#### The request
Output exactly the lines from the line with "Extract the structured" through the end of the records below. Include nothing else.

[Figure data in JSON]

================

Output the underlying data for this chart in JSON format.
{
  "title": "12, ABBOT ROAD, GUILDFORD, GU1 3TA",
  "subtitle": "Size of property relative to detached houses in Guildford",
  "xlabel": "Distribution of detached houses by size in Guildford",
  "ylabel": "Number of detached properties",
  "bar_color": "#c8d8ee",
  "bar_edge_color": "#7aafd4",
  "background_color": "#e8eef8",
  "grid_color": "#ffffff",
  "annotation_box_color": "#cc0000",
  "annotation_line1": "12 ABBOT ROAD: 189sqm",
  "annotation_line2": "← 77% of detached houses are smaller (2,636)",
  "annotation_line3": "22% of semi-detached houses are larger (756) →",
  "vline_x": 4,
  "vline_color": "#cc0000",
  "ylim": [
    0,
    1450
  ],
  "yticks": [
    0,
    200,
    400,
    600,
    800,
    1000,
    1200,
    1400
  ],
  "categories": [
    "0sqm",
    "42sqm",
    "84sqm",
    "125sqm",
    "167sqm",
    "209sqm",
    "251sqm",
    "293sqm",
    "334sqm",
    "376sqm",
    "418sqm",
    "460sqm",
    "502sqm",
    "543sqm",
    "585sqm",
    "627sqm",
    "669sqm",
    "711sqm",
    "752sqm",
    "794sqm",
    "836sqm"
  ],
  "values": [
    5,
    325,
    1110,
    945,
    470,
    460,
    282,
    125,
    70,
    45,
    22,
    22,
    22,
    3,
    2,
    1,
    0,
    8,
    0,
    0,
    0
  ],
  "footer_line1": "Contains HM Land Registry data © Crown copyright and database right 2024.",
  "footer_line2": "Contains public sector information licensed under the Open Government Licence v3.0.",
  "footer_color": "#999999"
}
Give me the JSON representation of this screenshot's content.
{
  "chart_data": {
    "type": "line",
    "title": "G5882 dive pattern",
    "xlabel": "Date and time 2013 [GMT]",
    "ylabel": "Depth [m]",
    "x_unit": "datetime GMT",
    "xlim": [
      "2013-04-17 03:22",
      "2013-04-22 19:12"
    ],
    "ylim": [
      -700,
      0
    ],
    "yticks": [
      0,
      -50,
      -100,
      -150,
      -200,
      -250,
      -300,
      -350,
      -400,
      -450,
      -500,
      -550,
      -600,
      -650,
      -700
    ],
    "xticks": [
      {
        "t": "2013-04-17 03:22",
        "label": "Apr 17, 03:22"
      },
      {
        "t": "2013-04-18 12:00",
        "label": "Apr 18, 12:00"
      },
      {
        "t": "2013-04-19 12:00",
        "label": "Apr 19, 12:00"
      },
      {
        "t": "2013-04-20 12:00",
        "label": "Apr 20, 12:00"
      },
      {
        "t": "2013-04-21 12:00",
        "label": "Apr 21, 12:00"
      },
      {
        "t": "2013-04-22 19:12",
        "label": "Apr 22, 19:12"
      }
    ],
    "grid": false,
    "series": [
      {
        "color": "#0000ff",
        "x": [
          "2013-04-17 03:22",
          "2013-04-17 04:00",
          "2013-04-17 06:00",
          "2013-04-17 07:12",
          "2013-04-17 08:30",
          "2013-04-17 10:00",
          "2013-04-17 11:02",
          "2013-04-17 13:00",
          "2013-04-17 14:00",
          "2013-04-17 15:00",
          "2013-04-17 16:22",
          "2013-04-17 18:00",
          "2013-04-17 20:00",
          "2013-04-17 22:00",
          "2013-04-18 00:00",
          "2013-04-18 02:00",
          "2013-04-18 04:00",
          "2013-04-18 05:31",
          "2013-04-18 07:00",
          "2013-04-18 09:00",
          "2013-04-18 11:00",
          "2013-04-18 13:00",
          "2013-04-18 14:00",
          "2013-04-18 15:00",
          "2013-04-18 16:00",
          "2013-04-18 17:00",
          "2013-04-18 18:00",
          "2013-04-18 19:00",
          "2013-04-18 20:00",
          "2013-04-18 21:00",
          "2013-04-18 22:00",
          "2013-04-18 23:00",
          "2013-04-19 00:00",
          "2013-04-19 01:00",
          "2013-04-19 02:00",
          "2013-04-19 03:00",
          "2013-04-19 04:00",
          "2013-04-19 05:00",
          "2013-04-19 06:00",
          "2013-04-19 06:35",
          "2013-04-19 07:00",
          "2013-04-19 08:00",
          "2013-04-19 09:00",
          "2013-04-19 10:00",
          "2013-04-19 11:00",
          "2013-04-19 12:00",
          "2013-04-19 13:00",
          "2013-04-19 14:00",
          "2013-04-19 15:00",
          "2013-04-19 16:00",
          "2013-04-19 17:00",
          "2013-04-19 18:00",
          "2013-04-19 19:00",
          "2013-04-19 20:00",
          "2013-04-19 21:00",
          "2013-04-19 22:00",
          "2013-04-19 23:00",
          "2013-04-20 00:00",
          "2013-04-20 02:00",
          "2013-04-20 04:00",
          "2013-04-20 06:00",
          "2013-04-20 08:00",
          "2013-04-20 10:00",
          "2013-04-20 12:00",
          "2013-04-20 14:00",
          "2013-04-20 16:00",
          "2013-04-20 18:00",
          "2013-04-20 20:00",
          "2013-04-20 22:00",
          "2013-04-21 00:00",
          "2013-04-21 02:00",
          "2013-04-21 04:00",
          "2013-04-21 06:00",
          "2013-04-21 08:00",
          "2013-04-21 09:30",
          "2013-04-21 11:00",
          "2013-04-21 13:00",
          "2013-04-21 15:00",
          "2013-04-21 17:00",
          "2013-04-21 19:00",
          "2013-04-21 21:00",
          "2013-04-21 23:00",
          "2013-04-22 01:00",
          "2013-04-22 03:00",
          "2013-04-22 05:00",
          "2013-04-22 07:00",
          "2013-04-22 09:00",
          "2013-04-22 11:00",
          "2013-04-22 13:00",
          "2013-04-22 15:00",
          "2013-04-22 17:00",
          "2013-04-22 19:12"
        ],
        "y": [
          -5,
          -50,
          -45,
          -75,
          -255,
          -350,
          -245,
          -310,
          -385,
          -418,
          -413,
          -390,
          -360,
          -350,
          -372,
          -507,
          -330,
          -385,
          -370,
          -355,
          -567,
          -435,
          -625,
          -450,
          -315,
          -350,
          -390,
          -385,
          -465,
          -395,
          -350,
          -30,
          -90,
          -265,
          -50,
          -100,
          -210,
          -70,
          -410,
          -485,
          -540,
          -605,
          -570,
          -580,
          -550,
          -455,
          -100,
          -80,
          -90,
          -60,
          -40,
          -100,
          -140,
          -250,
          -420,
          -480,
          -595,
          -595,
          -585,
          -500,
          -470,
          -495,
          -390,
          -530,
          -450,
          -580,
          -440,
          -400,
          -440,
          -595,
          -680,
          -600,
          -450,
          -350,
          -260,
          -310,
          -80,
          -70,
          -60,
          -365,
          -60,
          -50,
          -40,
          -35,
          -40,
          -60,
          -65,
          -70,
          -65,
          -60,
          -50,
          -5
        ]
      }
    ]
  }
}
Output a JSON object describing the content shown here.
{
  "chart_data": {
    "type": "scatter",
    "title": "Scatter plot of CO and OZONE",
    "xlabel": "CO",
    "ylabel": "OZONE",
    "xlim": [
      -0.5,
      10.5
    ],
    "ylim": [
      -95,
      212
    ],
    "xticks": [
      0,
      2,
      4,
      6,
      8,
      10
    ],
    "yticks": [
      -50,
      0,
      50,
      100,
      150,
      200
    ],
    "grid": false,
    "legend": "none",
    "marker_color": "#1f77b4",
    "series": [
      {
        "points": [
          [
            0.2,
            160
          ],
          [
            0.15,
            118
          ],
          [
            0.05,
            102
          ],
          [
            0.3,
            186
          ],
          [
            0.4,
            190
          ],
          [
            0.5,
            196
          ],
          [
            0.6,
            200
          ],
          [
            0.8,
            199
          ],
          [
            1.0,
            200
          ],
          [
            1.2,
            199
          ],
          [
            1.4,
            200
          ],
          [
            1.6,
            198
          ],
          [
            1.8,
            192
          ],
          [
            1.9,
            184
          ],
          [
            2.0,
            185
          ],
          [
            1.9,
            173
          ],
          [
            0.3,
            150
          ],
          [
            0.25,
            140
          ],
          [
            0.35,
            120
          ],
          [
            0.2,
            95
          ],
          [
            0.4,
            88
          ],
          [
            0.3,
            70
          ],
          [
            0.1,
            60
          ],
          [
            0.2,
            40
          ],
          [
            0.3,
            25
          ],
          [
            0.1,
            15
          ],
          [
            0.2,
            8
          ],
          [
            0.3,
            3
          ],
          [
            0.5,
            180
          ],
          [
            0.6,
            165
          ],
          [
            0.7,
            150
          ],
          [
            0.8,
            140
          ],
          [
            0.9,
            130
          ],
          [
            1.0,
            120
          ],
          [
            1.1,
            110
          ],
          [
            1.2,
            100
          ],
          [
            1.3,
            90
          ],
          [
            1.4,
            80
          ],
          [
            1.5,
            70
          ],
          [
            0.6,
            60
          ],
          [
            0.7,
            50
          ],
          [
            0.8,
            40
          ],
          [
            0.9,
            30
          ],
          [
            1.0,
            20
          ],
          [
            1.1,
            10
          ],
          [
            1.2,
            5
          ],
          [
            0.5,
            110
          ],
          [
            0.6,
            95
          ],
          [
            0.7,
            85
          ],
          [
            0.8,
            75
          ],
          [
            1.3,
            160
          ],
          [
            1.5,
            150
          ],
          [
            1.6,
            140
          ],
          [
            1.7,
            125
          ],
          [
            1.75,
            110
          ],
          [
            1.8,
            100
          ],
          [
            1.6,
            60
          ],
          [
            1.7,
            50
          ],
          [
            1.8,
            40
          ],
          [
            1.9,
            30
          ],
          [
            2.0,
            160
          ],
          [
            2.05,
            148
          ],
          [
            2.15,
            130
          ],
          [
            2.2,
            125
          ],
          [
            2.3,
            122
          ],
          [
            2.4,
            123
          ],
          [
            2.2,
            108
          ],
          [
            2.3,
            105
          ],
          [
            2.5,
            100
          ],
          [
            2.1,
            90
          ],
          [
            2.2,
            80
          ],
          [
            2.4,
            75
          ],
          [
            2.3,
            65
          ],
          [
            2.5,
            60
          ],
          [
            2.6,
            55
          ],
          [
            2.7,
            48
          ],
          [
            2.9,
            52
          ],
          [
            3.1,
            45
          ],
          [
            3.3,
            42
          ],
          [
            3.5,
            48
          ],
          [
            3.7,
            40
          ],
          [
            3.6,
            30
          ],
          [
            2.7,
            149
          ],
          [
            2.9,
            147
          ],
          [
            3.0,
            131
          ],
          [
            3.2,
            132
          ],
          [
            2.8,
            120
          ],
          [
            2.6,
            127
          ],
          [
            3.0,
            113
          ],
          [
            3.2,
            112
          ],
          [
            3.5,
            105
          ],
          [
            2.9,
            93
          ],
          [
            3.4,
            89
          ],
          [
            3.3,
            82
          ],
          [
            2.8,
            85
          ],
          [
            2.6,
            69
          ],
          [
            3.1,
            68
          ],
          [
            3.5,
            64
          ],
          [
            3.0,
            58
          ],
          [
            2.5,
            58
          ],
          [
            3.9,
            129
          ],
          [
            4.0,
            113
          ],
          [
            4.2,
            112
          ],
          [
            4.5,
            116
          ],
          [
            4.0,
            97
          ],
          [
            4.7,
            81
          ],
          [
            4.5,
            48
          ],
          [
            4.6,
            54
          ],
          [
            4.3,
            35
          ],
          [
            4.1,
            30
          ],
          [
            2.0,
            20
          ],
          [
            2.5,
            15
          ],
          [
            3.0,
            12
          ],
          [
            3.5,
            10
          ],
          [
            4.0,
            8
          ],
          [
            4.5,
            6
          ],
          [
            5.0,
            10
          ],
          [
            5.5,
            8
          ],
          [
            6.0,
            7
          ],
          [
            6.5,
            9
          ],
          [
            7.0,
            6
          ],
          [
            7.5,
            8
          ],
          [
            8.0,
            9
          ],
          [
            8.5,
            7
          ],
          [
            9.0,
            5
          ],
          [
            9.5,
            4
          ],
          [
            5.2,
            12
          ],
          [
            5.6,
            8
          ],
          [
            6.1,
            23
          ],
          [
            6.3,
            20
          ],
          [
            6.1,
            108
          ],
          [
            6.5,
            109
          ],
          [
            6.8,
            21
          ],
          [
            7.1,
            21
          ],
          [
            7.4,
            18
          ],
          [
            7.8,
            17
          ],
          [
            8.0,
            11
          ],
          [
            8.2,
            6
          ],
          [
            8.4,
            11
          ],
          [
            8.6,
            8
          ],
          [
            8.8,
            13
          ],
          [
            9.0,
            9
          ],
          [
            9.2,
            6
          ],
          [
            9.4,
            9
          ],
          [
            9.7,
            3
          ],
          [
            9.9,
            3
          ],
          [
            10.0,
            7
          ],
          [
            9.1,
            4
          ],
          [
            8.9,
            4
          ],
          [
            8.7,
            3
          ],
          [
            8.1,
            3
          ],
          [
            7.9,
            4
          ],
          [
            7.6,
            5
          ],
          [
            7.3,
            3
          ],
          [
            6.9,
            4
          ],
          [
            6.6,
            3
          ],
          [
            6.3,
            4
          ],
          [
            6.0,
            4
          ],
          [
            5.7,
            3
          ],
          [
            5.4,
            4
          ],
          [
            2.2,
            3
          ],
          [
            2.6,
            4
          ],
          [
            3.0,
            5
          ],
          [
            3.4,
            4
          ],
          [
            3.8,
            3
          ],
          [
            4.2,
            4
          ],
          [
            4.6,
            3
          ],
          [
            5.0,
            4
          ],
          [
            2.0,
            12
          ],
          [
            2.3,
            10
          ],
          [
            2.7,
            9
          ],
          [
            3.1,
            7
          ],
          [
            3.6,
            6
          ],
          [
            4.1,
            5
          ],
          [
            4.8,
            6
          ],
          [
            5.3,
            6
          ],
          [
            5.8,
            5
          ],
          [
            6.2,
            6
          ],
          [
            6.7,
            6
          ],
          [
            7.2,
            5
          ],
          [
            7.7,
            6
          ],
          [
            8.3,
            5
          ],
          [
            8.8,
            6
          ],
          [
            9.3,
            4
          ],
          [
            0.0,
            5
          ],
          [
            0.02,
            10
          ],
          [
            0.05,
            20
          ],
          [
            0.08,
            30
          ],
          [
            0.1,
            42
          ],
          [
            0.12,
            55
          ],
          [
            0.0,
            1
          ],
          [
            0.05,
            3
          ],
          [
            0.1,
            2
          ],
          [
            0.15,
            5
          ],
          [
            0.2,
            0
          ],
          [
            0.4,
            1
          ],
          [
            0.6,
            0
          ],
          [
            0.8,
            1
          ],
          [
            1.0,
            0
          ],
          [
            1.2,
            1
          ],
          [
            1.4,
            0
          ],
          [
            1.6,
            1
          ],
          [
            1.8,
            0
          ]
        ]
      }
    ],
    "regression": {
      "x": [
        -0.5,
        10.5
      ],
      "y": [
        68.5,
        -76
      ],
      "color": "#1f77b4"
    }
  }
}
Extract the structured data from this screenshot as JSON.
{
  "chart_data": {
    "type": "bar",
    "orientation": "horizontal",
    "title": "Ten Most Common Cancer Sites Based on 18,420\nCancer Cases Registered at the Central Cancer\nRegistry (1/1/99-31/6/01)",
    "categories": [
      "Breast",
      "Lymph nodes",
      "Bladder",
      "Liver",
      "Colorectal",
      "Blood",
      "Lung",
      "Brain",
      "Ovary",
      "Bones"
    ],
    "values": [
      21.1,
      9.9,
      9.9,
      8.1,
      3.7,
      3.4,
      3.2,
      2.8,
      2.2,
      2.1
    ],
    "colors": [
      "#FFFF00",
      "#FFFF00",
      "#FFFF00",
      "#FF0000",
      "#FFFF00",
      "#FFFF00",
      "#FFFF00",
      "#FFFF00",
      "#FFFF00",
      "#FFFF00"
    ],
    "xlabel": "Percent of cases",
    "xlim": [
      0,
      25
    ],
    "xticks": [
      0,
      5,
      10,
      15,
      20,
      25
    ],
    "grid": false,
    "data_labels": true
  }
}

================

#### Exercise result
Extract the structured data from this screenshot as JSON.
{
  "chart_data": {
    "type": "bar",
    "orientation": "horizontal",
    "title": "Ten Most Common Cancer Sites Based on 18,420\nCancer Cases Registered at the Central Cancer\nRegistry (1/1/99-31/6/01)",
    "categories": [
      "Breast",
      "Lymph nodes",
      "Bladder",
      "Liver",
      "Colorectal",
      "Blood",
      "Lung",
      "Brain",
      "Ovary",
      "Bones"
    ],
    "values": [
      21.1,
      9.9,
      9.9,
      8.1,
      3.7,
      3.4,
      3.2,
      2.8,
      2.2,
      2.1
    ],
    "colors": [
      "#FFFF00",
      "#FFFF00",
      "#FFFF00",
      "#FF0000",
      "#FFFF00",
      "#FFFF00",
      "#FFFF00",
      "#FFFF00",
      "#FFFF00",
      "#FFFF00"
    ],
    "xlabel": "Percent of cases",
    "xlim": [
      0,
      25
    ],
    "xticks": [
      0,
      5,
      10,
      15,
      20,
      25
    ],
    "grid": false,
    "data_labels": true
  }
}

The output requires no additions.